▶ [Brief]: Bring together all lines of the material below that contain the string "username".

▶ [Data in this exercise]:
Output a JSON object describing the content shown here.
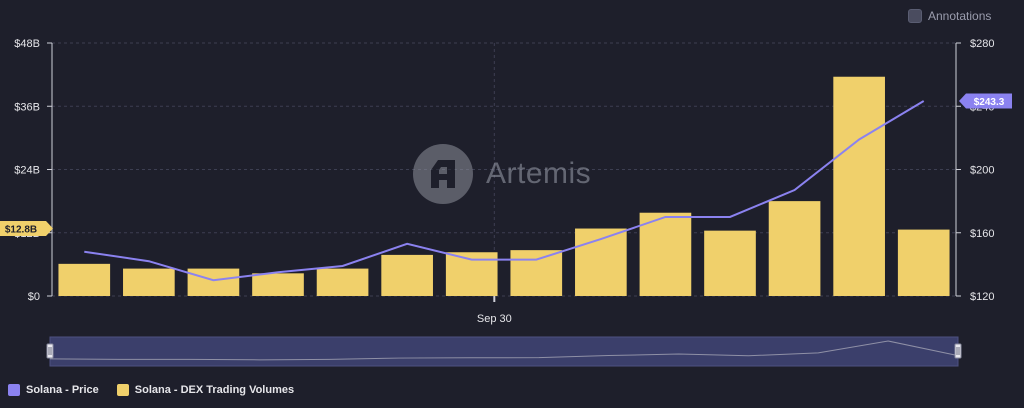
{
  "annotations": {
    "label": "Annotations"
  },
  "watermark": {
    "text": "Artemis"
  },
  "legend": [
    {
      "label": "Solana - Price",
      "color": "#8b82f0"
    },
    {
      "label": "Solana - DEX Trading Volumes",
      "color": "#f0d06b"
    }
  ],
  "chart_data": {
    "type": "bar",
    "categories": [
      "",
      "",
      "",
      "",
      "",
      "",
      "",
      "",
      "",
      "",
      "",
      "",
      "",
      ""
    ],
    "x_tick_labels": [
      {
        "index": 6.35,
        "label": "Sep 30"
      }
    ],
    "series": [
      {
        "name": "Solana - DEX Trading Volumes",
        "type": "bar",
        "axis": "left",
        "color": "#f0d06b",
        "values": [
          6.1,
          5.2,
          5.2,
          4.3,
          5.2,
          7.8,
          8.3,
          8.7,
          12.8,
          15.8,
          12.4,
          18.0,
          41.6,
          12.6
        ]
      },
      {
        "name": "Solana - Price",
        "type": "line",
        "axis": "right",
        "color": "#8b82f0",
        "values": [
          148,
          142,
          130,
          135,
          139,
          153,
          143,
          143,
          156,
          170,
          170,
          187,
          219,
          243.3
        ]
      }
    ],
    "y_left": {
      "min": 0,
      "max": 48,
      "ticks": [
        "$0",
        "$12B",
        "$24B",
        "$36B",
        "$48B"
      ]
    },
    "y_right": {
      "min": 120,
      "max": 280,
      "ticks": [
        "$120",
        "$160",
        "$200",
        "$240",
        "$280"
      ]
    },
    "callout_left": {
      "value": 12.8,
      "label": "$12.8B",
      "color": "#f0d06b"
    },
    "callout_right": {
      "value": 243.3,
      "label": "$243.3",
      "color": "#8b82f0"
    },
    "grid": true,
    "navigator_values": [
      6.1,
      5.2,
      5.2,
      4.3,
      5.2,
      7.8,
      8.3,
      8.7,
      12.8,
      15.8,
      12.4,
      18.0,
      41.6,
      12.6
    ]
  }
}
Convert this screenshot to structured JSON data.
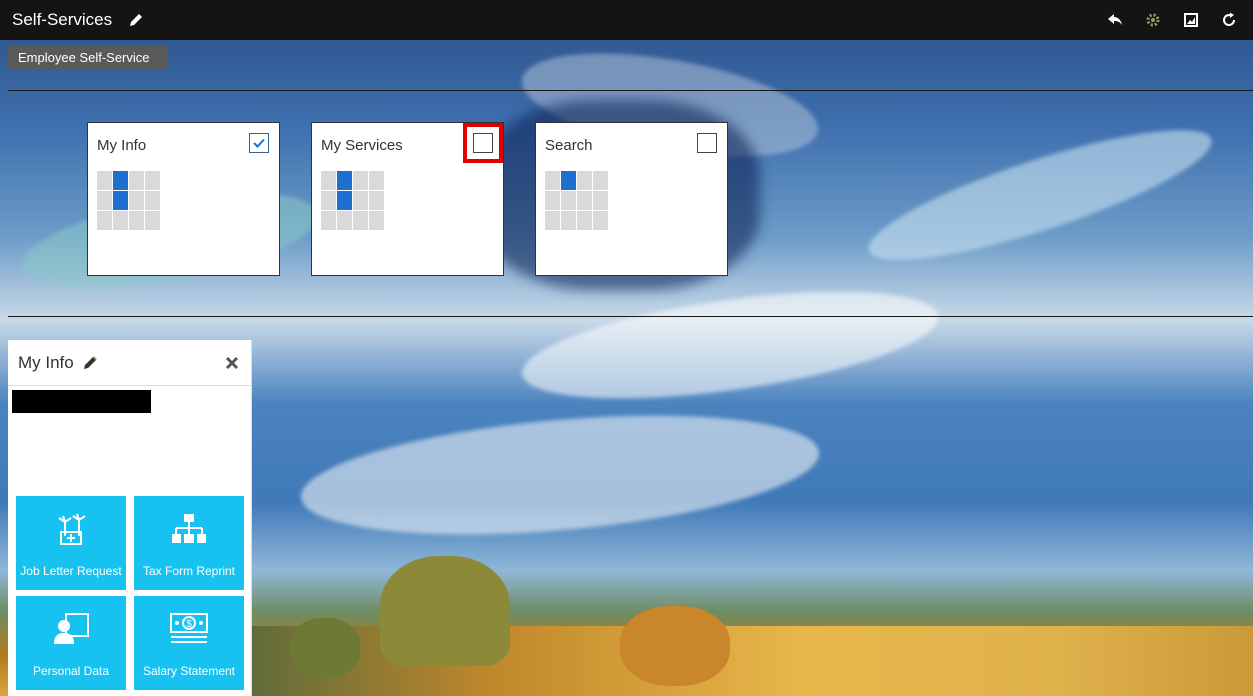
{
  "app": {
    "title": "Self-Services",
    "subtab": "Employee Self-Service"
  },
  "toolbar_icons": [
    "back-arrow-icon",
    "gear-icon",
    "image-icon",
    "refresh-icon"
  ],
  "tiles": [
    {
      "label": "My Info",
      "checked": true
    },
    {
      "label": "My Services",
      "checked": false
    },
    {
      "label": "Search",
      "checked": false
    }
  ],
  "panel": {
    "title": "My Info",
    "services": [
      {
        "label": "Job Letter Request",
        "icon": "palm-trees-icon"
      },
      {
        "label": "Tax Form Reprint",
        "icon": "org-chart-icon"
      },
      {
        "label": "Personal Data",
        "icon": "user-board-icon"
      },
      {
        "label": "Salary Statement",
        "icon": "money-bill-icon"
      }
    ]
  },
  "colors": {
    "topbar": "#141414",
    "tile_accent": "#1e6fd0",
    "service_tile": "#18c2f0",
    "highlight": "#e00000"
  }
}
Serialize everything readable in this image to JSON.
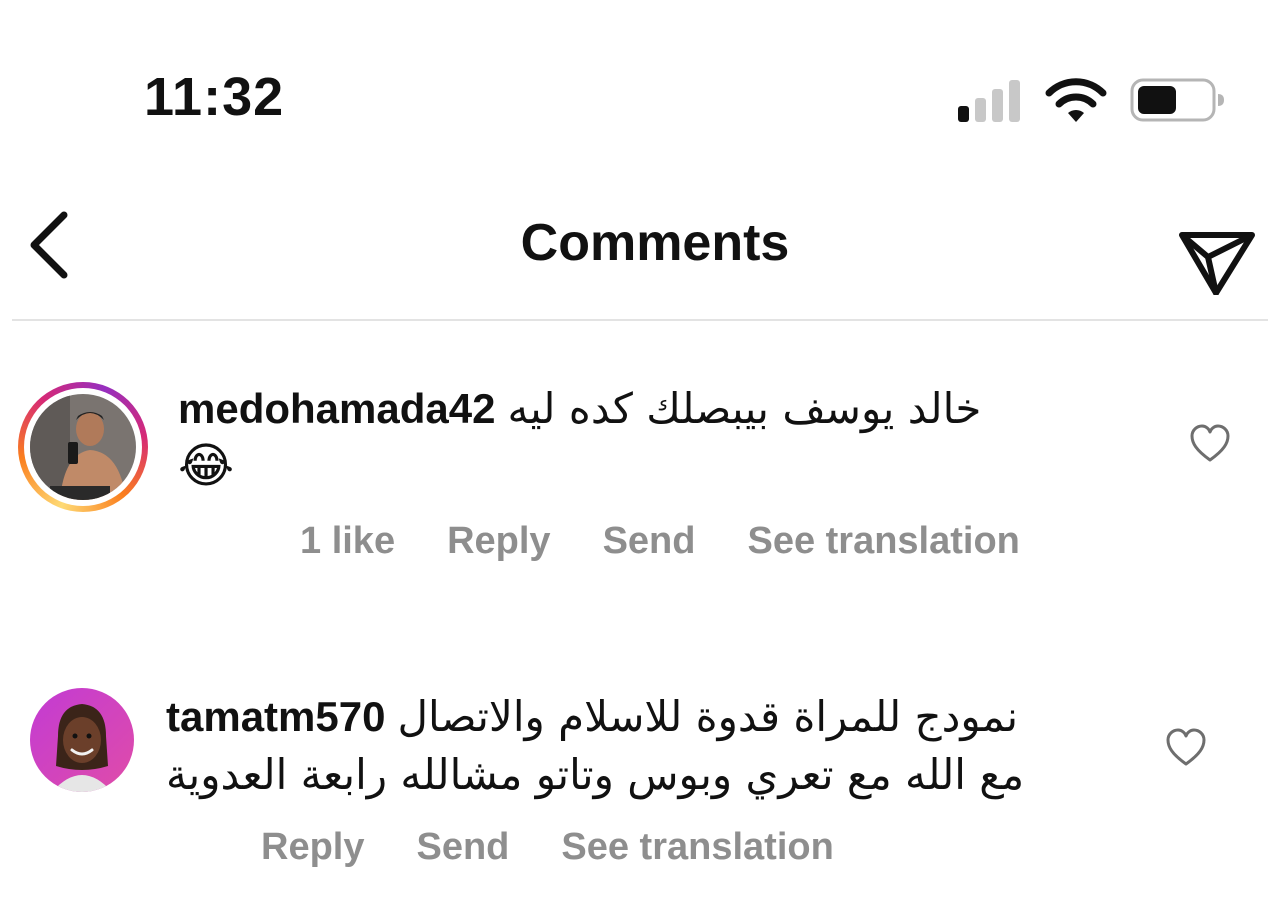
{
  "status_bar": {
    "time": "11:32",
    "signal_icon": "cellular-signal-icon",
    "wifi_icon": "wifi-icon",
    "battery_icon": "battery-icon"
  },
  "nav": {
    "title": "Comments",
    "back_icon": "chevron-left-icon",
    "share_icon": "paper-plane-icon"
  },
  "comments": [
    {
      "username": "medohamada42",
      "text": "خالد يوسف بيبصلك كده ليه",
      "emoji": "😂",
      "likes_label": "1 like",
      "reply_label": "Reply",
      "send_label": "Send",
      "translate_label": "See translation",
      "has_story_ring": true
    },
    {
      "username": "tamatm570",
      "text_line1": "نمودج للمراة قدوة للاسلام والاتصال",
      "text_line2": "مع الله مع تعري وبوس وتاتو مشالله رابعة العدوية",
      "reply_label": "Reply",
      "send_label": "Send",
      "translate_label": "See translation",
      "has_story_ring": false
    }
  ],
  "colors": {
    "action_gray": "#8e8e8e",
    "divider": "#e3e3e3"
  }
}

▶ [Complete response]:
      "username": "medohamada42",
      "username": "tamatm570",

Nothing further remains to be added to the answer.